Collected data
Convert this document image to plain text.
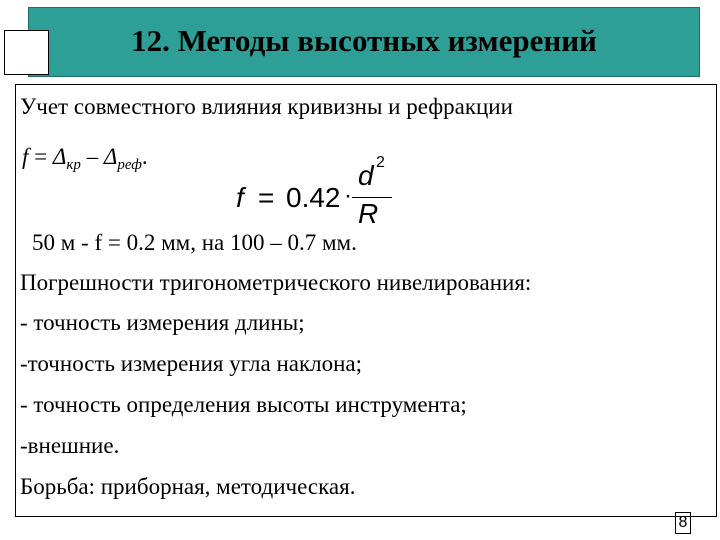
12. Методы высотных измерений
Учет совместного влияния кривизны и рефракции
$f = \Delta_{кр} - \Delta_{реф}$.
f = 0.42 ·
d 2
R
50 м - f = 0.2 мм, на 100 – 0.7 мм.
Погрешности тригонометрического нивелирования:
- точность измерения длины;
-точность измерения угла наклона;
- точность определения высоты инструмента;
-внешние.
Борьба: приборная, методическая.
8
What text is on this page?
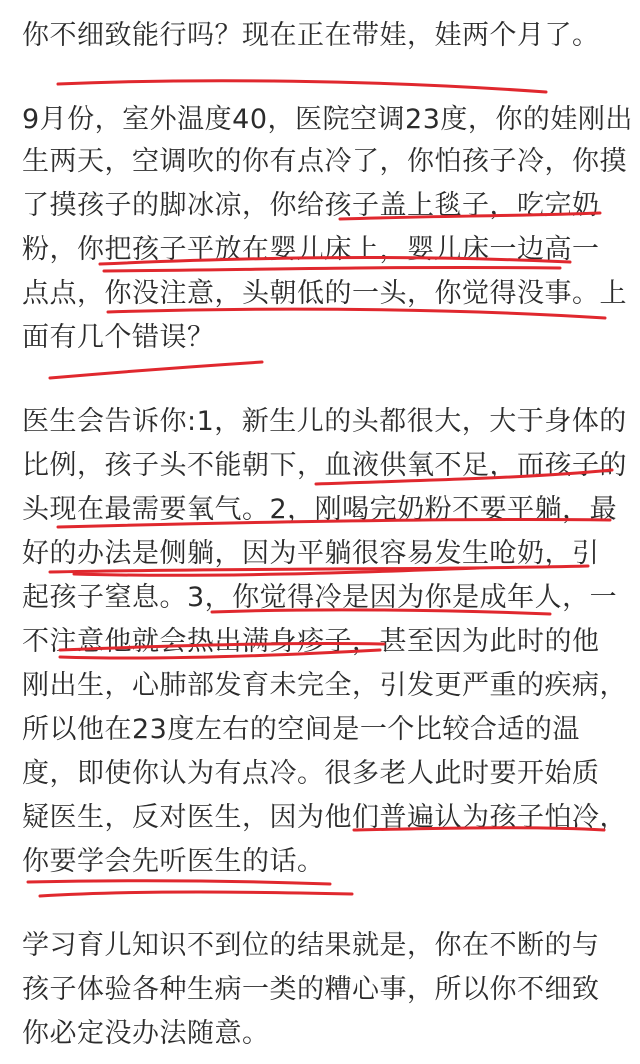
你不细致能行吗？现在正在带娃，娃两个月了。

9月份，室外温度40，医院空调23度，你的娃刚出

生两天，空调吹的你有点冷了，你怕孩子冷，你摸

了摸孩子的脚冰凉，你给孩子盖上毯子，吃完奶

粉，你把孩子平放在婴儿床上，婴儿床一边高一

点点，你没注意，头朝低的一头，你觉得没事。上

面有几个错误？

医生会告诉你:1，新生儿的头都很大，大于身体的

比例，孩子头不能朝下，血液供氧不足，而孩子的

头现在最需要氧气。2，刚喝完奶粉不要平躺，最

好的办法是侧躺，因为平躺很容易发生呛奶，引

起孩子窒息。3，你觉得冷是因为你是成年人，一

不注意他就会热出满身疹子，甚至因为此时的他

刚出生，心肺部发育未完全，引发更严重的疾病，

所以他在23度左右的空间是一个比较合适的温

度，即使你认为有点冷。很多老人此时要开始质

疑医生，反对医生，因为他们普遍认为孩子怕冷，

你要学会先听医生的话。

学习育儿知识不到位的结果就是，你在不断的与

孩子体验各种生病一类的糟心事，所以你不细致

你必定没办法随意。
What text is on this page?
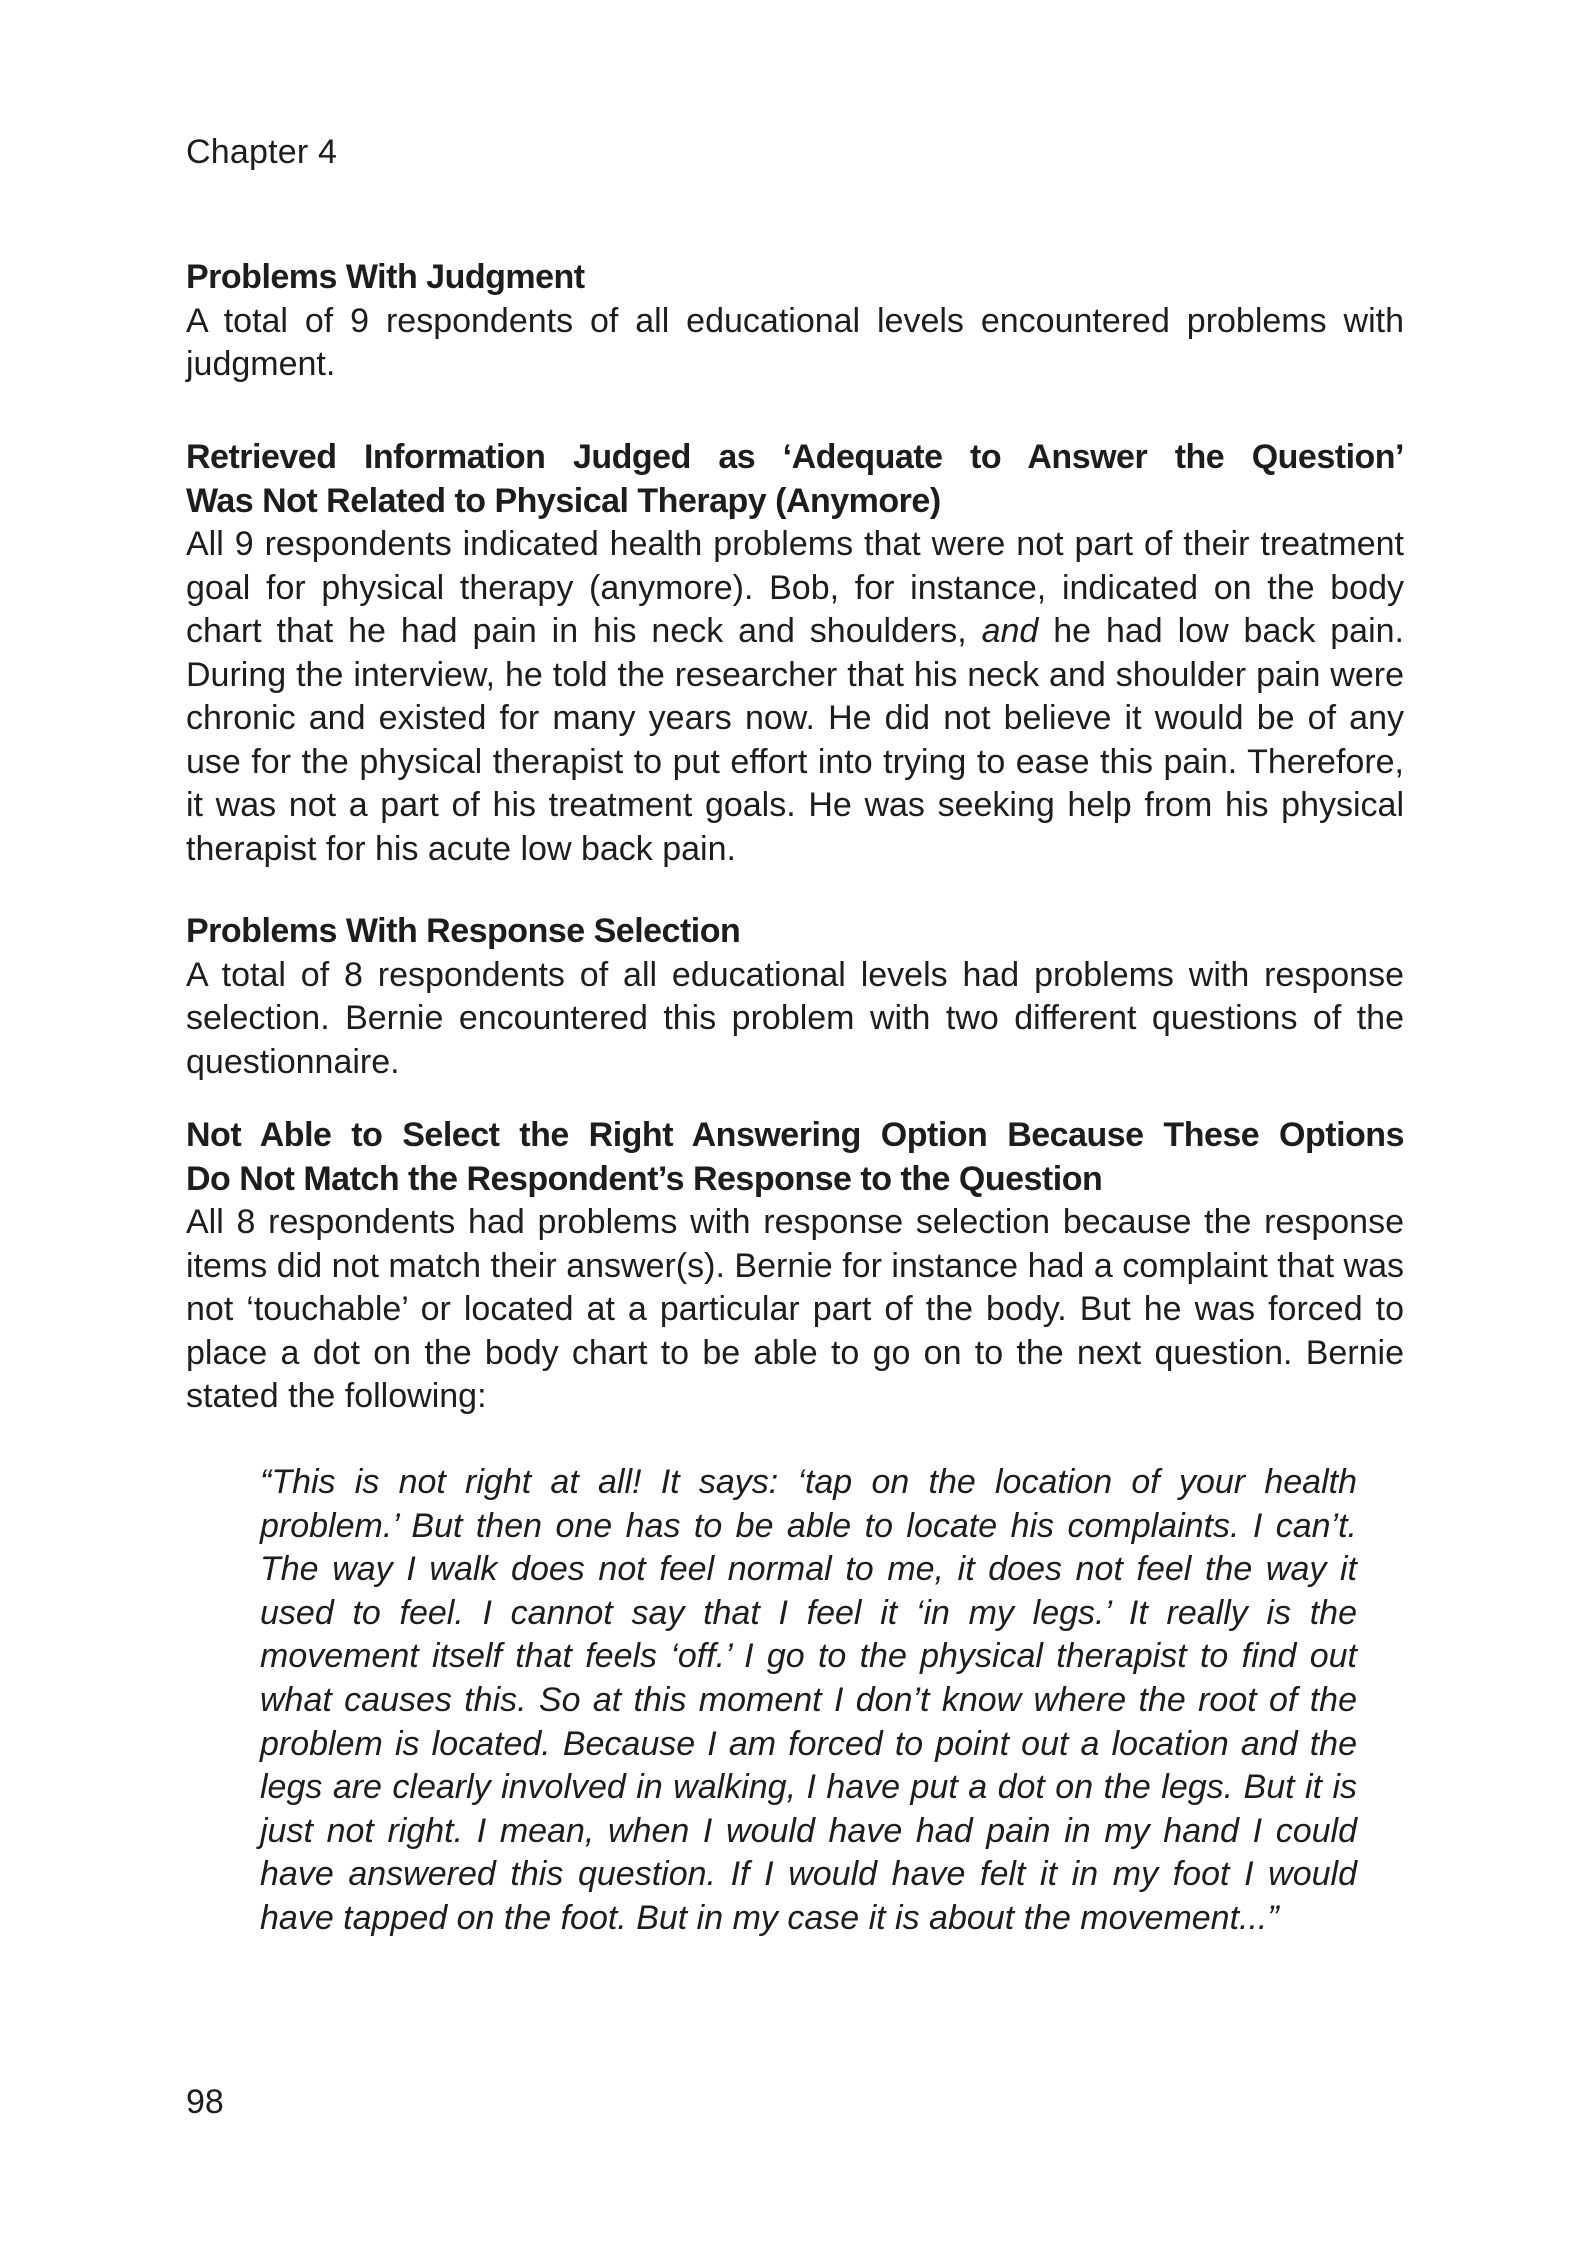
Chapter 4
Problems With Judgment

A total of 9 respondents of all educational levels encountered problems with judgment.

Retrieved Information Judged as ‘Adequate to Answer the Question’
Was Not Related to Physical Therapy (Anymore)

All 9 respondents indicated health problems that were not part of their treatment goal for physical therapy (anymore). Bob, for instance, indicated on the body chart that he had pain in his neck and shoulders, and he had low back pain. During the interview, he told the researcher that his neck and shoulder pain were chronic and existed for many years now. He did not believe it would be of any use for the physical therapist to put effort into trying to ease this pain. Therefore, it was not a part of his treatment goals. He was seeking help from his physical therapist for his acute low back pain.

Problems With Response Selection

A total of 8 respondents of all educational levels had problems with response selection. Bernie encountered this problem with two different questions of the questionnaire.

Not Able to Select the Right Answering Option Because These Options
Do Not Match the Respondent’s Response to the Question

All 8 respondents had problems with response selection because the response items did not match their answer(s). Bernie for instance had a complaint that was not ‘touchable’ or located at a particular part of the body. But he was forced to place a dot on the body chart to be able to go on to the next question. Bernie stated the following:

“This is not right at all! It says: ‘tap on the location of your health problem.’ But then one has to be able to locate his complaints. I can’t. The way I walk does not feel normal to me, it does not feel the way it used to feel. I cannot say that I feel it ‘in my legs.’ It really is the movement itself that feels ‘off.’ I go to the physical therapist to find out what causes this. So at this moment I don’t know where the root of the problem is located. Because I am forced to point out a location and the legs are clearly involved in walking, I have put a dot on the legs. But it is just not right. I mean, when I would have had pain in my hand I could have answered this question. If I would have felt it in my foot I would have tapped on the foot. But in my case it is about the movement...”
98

■ **WHAT TO DO**
Pictures are not part of the copy; reproduce everything else in the records exactly.

■ **TASK RESULT**
Convert this document image to plain text.
12. Методы высотных измерений
Учет совместного влияния кривизны и рефракции
$f = \Delta_{кр} - \Delta_{реф}$.
f = 0.42 ·
d 2
R
50 м - f = 0.2 мм, на 100 – 0.7 мм.
Погрешности тригонометрического нивелирования:
- точность измерения длины;
-точность измерения угла наклона;
- точность определения высоты инструмента;
-внешние.
Борьба: приборная, методическая.
8
What text is on this page?
你不细致能行吗？现在正在带娃，娃两个月了。

9月份，室外温度40，医院空调23度，你的娃刚出

生两天，空调吹的你有点冷了，你怕孩子冷，你摸

了摸孩子的脚冰凉，你给孩子盖上毯子，吃完奶

粉，你把孩子平放在婴儿床上，婴儿床一边高一

点点，你没注意，头朝低的一头，你觉得没事。上

面有几个错误？

医生会告诉你:1，新生儿的头都很大，大于身体的

比例，孩子头不能朝下，血液供氧不足，而孩子的

头现在最需要氧气。2，刚喝完奶粉不要平躺，最

好的办法是侧躺，因为平躺很容易发生呛奶，引

起孩子窒息。3，你觉得冷是因为你是成年人，一

不注意他就会热出满身疹子，甚至因为此时的他

刚出生，心肺部发育未完全，引发更严重的疾病，

所以他在23度左右的空间是一个比较合适的温

度，即使你认为有点冷。很多老人此时要开始质

疑医生，反对医生，因为他们普遍认为孩子怕冷，

你要学会先听医生的话。

学习育儿知识不到位的结果就是，你在不断的与

孩子体验各种生病一类的糟心事，所以你不细致

你必定没办法随意。
What text is on this page?
Chapter 4
Problems With Judgment

A total of 9 respondents of all educational levels encountered problems with judgment.

Retrieved Information Judged as ‘Adequate to Answer the Question’
Was Not Related to Physical Therapy (Anymore)

All 9 respondents indicated health problems that were not part of their treatment goal for physical therapy (anymore). Bob, for instance, indicated on the body chart that he had pain in his neck and shoulders, and he had low back pain. During the interview, he told the researcher that his neck and shoulder pain were chronic and existed for many years now. He did not believe it would be of any use for the physical therapist to put effort into trying to ease this pain. Therefore, it was not a part of his treatment goals. He was seeking help from his physical therapist for his acute low back pain.

Problems With Response Selection

A total of 8 respondents of all educational levels had problems with response selection. Bernie encountered this problem with two different questions of the questionnaire.

Not Able to Select the Right Answering Option Because These Options
Do Not Match the Respondent’s Response to the Question

All 8 respondents had problems with response selection because the response items did not match their answer(s). Bernie for instance had a complaint that was not ‘touchable’ or located at a particular part of the body. But he was forced to place a dot on the body chart to be able to go on to the next question. Bernie stated the following:

“This is not right at all! It says: ‘tap on the location of your health problem.’ But then one has to be able to locate his complaints. I can’t. The way I walk does not feel normal to me, it does not feel the way it used to feel. I cannot say that I feel it ‘in my legs.’ It really is the movement itself that feels ‘off.’ I go to the physical therapist to find out what causes this. So at this moment I don’t know where the root of the problem is located. Because I am forced to point out a location and the legs are clearly involved in walking, I have put a dot on the legs. But it is just not right. I mean, when I would have had pain in my hand I could have answered this question. If I would have felt it in my foot I would have tapped on the foot. But in my case it is about the movement...”
98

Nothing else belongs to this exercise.